What to produce: Copy each line that holds "name".

════════════════════

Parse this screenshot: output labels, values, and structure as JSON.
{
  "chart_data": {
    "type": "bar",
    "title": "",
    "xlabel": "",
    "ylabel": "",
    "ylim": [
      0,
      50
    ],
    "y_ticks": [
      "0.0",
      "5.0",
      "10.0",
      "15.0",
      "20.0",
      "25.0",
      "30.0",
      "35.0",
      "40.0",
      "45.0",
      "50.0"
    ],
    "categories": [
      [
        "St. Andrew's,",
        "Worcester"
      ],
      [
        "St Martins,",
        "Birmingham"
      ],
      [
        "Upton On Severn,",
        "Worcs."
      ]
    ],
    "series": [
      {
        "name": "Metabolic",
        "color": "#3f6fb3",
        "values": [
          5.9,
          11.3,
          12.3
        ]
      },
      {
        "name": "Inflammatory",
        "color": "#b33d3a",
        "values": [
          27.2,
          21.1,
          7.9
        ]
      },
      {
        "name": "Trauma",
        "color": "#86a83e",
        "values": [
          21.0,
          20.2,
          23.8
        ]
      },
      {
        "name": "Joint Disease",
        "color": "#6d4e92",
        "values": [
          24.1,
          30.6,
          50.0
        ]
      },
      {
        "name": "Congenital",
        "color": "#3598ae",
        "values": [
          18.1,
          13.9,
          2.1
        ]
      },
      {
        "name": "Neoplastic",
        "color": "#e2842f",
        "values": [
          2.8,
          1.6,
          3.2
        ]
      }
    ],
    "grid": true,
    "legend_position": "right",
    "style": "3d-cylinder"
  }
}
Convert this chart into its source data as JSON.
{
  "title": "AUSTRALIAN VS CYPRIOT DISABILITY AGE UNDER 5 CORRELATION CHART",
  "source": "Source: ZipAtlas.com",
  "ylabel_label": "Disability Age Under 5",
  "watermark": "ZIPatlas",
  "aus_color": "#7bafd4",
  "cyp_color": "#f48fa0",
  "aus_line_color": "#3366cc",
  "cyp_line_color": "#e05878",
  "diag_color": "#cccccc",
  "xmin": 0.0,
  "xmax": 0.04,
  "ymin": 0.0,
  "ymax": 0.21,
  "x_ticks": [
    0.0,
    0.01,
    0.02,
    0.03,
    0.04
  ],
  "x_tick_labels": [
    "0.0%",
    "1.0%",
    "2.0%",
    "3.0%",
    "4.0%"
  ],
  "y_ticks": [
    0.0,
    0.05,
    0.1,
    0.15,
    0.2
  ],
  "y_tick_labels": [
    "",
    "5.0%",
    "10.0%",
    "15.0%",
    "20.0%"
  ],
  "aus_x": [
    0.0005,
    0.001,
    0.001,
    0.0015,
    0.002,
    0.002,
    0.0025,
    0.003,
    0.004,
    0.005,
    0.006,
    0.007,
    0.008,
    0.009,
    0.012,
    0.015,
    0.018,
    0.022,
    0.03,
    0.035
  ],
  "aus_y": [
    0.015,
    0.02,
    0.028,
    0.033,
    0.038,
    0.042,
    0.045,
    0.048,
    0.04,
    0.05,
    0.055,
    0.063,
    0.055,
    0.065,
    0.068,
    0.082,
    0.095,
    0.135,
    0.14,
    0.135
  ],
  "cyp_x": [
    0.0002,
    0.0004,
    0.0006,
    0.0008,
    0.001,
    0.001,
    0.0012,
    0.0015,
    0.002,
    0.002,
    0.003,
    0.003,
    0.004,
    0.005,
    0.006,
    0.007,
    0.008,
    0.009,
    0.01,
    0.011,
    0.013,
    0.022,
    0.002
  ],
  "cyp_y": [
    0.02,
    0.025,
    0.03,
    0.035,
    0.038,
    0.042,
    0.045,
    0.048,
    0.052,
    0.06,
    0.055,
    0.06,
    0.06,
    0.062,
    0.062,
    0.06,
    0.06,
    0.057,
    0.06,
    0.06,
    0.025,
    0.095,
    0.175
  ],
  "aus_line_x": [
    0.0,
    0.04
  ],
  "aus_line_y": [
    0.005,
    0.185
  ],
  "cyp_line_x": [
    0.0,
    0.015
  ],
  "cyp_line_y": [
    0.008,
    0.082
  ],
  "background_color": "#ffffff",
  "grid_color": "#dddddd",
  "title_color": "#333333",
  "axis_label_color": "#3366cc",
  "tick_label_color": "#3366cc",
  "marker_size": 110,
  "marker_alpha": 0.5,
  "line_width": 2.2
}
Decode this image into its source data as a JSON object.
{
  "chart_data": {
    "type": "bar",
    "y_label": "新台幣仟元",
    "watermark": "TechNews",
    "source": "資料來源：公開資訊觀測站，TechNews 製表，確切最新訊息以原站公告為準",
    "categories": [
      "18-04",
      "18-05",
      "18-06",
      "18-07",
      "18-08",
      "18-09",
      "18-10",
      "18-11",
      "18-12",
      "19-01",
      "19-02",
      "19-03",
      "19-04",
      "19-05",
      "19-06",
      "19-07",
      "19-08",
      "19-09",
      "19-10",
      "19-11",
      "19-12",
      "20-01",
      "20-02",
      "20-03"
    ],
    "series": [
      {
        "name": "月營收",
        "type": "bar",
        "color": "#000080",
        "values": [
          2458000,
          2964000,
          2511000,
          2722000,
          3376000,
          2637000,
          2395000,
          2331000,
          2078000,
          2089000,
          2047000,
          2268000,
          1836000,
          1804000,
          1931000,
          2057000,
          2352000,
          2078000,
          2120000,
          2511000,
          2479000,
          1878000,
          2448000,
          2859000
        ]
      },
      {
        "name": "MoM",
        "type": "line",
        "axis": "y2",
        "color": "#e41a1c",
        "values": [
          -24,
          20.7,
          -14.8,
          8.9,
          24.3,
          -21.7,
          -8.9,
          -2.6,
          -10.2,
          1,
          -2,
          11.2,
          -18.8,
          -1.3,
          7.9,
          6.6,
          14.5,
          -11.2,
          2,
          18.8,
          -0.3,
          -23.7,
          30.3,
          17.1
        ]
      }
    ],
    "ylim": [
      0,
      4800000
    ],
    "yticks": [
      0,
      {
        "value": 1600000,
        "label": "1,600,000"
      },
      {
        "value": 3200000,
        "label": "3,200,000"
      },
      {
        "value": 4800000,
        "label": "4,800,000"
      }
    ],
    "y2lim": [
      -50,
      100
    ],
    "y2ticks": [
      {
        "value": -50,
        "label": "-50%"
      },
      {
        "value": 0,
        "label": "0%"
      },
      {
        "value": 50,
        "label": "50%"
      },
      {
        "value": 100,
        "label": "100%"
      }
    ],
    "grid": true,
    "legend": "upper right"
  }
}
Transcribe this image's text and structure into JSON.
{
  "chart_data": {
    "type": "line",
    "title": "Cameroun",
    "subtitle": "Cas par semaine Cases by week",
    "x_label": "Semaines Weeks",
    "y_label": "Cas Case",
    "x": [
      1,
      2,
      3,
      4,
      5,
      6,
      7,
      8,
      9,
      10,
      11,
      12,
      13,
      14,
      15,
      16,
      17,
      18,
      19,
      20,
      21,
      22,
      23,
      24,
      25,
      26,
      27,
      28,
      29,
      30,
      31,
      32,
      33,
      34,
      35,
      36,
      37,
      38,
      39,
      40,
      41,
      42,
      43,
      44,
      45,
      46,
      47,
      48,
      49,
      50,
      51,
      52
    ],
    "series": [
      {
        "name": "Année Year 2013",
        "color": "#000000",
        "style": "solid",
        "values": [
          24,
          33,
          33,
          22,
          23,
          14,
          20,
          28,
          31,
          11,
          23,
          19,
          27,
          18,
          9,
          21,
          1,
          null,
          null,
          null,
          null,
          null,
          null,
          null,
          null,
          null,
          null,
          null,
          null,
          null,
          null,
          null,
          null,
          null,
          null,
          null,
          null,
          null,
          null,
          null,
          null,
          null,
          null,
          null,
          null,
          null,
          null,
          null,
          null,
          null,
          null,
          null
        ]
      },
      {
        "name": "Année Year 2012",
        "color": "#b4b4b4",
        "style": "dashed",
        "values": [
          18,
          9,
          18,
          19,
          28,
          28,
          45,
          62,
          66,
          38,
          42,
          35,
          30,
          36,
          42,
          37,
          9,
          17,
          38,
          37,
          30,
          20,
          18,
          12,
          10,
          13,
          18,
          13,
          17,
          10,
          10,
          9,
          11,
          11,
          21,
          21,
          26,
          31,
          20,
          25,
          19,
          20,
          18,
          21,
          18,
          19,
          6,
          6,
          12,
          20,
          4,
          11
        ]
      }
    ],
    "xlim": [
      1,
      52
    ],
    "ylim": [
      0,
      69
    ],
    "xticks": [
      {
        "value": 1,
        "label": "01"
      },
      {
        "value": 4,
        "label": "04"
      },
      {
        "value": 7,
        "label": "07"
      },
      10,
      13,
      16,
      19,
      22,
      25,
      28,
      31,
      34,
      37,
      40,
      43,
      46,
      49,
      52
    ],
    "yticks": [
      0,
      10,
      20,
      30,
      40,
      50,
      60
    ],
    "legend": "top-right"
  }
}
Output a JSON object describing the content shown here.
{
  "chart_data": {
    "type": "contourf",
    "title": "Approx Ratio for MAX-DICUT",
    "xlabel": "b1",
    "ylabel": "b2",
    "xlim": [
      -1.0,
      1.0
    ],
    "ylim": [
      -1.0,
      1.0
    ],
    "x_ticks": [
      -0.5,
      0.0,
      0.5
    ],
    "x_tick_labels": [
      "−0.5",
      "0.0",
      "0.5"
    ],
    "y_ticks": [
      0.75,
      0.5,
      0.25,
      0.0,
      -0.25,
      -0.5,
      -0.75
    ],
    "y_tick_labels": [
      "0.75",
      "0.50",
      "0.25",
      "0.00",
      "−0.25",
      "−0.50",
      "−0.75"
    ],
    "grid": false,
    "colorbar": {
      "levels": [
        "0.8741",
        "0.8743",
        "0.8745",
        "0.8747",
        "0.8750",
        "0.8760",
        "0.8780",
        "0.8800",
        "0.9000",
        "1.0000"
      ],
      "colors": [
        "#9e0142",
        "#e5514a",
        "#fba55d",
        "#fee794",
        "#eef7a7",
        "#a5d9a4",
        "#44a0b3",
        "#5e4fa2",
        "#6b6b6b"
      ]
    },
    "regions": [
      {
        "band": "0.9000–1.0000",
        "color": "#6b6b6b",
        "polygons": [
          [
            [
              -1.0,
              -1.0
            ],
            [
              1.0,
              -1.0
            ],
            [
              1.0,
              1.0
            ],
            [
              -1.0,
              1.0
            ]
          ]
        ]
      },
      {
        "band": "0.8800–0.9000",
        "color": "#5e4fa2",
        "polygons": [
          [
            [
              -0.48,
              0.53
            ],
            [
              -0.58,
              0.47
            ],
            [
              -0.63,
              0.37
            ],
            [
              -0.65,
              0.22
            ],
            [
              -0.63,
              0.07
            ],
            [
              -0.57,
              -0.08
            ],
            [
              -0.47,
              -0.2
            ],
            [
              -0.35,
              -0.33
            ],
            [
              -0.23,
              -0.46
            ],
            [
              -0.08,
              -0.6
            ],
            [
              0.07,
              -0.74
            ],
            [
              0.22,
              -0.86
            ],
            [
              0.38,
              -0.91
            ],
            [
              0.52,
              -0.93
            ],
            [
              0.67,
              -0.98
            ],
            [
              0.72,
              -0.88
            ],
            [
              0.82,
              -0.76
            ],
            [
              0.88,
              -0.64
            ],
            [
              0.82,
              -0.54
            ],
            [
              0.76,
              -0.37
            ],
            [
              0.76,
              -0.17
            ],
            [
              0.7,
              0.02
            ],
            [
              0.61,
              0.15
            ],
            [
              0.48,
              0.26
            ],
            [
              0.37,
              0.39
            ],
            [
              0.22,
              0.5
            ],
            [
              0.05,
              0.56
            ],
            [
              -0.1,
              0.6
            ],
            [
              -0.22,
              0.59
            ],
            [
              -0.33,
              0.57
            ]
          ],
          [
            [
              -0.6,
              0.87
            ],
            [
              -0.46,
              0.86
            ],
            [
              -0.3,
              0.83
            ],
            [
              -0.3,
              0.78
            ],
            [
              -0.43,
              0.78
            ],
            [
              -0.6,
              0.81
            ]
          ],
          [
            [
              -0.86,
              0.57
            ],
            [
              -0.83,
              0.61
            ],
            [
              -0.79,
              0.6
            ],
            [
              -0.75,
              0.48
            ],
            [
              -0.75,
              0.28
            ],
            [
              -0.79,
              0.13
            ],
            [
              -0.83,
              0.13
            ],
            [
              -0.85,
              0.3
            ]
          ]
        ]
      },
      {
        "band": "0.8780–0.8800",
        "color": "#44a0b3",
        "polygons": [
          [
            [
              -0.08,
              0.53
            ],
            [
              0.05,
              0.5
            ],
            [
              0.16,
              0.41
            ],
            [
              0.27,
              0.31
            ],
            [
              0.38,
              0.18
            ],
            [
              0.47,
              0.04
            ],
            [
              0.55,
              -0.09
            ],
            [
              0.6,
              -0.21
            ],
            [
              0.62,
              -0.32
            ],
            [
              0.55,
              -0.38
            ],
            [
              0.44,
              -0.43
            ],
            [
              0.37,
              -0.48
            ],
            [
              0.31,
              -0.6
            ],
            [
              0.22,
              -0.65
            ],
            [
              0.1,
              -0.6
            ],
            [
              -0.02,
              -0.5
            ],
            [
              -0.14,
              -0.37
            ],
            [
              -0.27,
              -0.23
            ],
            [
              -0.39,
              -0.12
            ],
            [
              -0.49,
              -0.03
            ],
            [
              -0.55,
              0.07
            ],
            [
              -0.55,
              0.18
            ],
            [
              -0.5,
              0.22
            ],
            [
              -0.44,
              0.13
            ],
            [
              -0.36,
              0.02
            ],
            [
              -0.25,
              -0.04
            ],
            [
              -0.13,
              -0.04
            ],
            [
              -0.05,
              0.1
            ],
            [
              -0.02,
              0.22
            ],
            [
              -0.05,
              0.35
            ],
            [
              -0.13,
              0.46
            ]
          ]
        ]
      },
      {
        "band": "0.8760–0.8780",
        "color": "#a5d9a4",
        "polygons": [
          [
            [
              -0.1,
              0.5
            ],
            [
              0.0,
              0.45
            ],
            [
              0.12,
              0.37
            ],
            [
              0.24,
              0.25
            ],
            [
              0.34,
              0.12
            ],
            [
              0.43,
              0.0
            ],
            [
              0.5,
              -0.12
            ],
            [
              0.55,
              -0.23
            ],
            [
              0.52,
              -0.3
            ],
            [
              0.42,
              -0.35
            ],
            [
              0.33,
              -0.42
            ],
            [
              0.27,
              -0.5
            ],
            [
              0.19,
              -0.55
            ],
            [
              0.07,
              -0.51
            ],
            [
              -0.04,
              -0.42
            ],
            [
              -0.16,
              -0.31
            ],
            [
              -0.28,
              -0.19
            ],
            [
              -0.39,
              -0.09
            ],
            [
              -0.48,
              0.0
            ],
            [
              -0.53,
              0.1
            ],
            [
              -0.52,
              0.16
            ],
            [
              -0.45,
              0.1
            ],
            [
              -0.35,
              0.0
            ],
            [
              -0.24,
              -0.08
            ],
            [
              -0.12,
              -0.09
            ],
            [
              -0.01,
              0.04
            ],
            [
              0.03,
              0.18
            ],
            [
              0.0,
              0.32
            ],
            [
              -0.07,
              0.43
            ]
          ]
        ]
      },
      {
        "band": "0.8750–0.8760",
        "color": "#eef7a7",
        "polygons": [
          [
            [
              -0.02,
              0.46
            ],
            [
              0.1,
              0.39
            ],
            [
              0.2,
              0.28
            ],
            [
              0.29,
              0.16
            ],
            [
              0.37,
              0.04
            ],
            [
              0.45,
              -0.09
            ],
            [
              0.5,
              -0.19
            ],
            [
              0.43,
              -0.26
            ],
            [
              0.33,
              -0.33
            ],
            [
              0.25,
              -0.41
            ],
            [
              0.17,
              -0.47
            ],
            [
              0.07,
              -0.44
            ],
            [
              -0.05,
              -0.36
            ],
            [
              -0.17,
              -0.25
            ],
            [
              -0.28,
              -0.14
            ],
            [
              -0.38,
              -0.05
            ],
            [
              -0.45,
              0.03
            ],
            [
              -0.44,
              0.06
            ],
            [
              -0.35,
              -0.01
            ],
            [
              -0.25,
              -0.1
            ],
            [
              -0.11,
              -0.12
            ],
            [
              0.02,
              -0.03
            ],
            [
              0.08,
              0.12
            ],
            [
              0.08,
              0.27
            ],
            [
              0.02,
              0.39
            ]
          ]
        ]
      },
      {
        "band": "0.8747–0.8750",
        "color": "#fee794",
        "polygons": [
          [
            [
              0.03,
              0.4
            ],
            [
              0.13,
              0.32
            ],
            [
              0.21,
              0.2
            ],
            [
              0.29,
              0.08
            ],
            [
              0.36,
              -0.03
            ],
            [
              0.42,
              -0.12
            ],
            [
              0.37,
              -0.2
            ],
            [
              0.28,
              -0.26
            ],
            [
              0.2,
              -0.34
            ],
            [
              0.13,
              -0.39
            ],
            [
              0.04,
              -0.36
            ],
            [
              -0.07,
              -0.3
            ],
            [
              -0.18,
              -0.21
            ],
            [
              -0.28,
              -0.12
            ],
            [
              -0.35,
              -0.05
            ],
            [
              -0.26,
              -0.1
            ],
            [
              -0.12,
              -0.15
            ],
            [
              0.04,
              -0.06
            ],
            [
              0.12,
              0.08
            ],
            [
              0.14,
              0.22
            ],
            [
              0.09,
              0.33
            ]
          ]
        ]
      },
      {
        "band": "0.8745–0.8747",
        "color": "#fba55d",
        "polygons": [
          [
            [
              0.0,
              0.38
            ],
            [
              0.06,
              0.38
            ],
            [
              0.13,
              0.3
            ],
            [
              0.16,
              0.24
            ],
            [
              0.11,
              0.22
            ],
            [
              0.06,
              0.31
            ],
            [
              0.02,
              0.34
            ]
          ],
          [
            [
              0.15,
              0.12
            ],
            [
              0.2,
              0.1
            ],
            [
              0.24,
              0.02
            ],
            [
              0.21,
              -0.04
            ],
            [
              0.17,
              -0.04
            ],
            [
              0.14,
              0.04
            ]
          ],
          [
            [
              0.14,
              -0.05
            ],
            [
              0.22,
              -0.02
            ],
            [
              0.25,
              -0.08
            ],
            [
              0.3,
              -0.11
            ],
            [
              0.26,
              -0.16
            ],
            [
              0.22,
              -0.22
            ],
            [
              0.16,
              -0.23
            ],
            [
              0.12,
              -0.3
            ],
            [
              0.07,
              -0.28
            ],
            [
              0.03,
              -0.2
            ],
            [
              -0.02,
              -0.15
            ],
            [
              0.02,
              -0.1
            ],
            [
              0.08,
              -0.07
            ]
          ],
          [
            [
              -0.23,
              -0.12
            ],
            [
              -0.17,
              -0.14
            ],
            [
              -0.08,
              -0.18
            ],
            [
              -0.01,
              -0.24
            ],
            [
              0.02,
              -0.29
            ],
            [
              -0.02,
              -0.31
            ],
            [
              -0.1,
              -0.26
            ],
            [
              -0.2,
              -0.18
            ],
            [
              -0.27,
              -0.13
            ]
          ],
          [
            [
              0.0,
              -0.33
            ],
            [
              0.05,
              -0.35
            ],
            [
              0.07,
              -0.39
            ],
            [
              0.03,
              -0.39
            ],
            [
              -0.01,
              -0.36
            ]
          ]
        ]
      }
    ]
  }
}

════════════════════

Solved problem:
        "name": "Metabolic",
        "name": "Inflammatory",
        "name": "Trauma",
        "name": "Joint Disease",
        "name": "Congenital",
        "name": "Neoplastic",
        "name": "月營收",
        "name": "MoM",
        "name": "Année Year 2013",
        "name": "Année Year 2012",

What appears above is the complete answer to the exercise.